WHAT IS EXPECTED: Tell how many lines have the string "المتعلقة" in them, and write nothing besides the number.

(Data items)

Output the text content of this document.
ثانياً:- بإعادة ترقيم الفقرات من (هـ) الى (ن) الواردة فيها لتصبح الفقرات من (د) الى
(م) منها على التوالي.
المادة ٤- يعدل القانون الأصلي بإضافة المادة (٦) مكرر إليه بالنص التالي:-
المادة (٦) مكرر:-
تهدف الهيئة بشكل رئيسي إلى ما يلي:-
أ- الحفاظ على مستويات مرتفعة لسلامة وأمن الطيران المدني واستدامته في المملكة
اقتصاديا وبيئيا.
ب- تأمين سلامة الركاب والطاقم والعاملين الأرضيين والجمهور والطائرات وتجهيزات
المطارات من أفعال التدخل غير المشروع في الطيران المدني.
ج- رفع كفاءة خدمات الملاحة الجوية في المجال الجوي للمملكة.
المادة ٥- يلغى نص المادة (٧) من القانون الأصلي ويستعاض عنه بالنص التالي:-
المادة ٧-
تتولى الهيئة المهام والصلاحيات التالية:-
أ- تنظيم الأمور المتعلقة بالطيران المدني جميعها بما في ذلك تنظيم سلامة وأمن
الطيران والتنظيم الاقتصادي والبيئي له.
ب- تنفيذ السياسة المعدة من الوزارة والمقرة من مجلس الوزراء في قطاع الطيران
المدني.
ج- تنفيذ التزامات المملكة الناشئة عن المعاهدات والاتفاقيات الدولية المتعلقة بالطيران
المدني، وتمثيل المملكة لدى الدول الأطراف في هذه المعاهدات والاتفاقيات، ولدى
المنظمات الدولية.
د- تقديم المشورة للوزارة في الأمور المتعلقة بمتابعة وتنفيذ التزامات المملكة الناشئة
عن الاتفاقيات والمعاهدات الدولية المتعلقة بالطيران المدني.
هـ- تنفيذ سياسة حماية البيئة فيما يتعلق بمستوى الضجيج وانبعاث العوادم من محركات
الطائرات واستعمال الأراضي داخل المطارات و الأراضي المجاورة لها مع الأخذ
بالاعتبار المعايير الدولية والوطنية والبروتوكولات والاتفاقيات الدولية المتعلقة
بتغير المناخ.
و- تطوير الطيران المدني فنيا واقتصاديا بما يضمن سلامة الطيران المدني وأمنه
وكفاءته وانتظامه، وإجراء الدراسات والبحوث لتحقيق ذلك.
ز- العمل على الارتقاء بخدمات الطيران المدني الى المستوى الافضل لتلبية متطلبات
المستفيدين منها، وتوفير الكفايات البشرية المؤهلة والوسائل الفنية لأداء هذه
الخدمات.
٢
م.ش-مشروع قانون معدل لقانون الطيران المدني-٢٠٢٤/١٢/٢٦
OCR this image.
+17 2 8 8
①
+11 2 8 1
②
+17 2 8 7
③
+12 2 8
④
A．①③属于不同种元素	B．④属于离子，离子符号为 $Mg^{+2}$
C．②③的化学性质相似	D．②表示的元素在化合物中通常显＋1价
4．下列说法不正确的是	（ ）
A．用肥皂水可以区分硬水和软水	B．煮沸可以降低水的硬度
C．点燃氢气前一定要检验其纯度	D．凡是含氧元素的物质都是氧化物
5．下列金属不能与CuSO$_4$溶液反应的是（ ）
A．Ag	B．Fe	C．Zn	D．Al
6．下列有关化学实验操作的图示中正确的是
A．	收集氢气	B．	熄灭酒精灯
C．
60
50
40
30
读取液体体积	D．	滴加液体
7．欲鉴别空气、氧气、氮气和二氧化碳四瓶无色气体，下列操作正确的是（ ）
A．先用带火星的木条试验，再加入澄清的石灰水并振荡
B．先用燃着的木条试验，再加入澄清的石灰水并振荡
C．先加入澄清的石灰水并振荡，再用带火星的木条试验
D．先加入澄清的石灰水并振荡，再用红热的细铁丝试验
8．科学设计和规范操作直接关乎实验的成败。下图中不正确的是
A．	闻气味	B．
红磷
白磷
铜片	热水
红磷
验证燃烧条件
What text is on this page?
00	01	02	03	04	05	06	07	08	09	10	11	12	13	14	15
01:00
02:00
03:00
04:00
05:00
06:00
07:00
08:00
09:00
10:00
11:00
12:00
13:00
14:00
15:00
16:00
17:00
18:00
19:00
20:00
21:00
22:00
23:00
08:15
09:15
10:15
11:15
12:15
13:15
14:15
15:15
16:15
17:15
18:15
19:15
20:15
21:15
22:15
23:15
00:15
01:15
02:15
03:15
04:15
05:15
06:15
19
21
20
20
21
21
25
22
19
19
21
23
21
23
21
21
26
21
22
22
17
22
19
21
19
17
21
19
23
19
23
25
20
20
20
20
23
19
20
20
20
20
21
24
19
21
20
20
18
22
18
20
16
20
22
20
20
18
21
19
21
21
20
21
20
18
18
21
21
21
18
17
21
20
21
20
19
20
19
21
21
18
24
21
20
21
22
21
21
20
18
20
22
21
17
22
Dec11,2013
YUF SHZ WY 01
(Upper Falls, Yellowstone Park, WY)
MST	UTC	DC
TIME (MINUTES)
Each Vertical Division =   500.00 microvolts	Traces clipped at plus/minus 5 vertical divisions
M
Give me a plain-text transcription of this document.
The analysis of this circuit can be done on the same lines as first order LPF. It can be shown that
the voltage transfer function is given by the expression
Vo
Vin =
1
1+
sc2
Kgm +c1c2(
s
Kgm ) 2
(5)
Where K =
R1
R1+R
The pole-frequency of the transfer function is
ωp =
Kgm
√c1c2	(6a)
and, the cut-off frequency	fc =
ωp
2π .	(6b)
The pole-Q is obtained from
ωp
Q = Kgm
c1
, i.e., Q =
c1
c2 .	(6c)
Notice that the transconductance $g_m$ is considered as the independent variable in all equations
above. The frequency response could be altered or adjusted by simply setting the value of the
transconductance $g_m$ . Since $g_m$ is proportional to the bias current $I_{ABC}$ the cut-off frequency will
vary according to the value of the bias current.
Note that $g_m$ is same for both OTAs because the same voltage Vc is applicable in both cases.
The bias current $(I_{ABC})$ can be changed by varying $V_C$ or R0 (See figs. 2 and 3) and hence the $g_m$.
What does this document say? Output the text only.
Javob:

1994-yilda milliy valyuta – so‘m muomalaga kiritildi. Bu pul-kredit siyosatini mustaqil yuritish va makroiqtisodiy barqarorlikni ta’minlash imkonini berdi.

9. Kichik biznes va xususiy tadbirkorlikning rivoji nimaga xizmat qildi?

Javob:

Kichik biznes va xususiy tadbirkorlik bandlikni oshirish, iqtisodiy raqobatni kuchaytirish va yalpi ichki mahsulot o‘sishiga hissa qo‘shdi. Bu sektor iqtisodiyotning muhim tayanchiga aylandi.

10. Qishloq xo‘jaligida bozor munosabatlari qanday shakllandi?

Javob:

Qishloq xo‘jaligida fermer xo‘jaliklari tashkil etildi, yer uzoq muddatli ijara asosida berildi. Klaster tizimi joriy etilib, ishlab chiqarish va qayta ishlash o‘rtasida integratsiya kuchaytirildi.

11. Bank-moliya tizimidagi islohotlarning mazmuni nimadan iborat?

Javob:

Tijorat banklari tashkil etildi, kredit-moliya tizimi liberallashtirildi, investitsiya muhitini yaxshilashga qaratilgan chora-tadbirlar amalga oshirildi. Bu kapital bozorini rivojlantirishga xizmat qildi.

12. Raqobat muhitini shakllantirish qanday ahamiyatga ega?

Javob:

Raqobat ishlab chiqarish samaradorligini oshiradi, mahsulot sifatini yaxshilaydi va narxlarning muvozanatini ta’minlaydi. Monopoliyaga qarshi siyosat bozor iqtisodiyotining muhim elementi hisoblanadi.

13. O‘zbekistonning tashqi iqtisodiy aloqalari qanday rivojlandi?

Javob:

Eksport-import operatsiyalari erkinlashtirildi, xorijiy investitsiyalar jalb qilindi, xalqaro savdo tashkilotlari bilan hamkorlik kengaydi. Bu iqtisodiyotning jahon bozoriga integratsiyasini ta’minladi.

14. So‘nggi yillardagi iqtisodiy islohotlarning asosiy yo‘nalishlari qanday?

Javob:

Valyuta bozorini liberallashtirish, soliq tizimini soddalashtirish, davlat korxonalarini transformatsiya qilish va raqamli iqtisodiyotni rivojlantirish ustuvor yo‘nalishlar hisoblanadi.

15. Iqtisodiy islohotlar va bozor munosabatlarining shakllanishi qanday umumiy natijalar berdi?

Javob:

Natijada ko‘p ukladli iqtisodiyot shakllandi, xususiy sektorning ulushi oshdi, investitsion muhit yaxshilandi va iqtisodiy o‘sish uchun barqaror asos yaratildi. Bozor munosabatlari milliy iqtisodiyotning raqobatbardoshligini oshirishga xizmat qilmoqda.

RESULT: 5